▶ _Problem requirements_: From the entries below, copy every line holding the word "брокеров".

▶ _Given information_:
====

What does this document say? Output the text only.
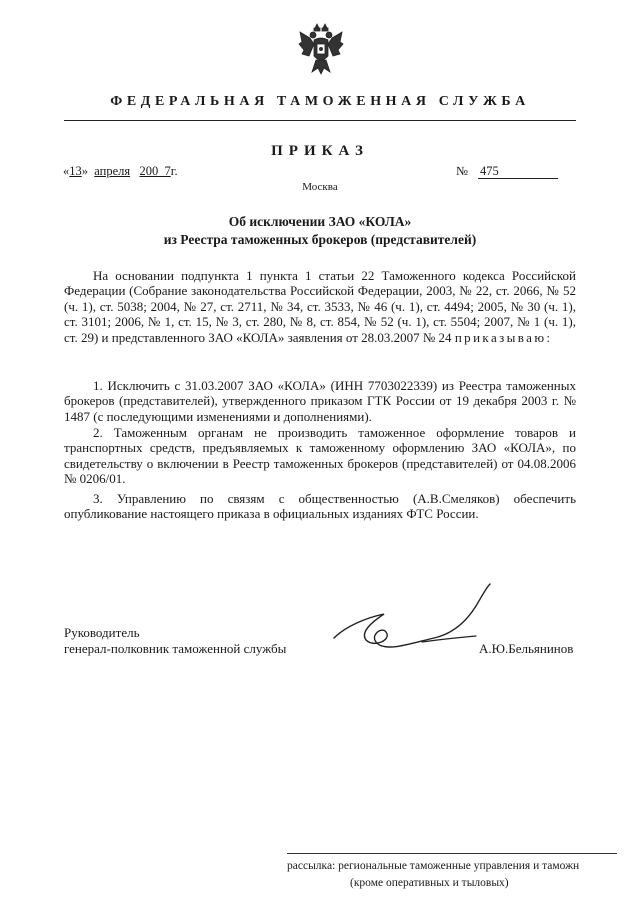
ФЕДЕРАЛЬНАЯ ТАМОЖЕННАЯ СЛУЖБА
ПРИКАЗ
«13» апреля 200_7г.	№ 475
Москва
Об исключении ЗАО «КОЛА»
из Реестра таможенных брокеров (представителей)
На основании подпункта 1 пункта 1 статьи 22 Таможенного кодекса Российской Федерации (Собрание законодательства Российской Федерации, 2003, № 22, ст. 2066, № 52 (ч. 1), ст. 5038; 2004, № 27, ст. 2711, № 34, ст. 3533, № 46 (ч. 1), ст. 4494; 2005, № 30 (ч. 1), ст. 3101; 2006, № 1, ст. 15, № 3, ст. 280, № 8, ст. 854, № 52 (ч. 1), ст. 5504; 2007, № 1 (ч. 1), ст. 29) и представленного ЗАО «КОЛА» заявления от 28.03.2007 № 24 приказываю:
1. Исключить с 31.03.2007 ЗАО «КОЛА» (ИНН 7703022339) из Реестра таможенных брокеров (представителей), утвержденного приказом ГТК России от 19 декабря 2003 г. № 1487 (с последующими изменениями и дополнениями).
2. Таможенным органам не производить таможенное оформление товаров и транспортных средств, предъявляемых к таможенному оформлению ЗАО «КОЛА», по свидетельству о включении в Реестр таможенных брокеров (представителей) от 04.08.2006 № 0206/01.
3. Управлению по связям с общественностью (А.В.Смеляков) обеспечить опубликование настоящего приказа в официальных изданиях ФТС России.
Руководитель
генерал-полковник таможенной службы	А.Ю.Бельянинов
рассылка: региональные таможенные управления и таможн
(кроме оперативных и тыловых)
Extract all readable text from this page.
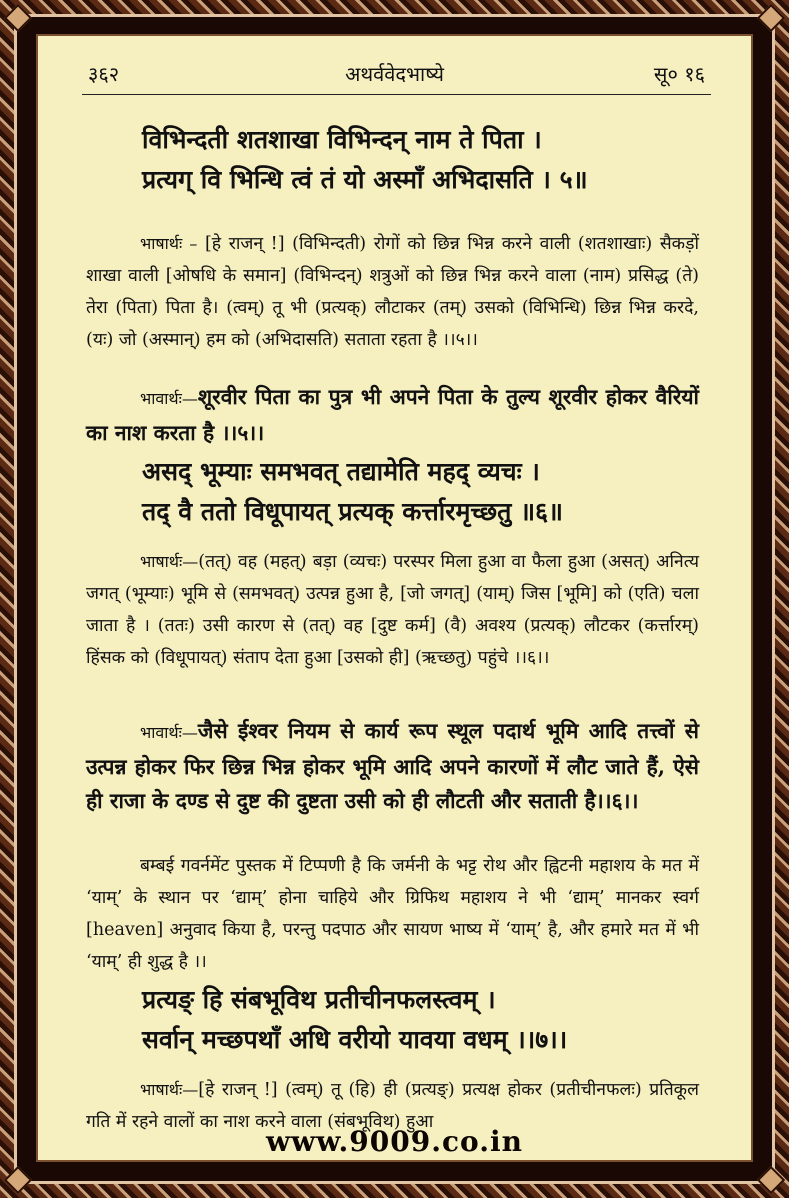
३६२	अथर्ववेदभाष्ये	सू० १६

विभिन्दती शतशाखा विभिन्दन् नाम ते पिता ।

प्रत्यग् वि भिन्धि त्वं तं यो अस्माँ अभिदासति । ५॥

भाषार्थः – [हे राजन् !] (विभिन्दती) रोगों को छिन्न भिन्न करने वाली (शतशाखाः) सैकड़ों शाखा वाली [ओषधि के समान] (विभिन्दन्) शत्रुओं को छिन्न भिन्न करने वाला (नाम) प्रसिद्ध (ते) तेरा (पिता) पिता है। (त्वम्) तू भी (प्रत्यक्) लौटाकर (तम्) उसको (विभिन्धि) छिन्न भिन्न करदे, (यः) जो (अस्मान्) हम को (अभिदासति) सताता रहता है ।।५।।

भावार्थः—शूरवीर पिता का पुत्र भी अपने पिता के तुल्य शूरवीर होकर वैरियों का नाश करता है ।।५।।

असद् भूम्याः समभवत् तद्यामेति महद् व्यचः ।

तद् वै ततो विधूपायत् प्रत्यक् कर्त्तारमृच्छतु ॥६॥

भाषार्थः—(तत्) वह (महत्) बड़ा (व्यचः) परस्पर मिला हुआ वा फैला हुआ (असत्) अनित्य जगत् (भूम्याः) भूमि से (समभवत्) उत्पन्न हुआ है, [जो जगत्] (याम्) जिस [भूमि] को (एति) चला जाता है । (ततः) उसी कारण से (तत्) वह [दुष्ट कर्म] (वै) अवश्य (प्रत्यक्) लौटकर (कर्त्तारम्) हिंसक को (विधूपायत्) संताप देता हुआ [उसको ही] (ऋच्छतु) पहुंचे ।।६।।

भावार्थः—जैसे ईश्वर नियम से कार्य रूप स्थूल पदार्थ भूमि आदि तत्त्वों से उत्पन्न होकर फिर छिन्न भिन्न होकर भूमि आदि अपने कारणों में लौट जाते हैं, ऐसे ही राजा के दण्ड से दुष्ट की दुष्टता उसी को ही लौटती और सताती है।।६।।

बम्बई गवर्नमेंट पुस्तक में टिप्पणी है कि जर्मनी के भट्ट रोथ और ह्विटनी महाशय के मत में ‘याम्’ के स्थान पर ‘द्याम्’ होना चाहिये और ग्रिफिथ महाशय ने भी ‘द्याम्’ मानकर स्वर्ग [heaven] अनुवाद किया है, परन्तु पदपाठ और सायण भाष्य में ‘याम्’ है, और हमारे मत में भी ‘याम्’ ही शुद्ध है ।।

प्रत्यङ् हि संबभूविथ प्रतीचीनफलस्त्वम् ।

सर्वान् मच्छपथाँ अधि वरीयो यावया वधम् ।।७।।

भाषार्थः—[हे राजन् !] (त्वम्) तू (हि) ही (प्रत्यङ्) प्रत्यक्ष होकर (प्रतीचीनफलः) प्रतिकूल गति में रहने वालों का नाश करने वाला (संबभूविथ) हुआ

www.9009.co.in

====

▶ _Response to this exercise_:
из Реестра таможенных брокеров (представителей)
1. Исключить с 31.03.2007 ЗАО «КОЛА» (ИНН 7703022339) из Реестра таможенных брокеров (представителей), утвержденного приказом ГТК России от 19 декабря 2003 г. № 1487 (с последующими изменениями и дополнениями).
2. Таможенным органам не производить таможенное оформление товаров и транспортных средств, предъявляемых к таможенному оформлению ЗАО «КОЛА», по свидетельству о включении в Реестр таможенных брокеров (представителей) от 04.08.2006 № 0206/01.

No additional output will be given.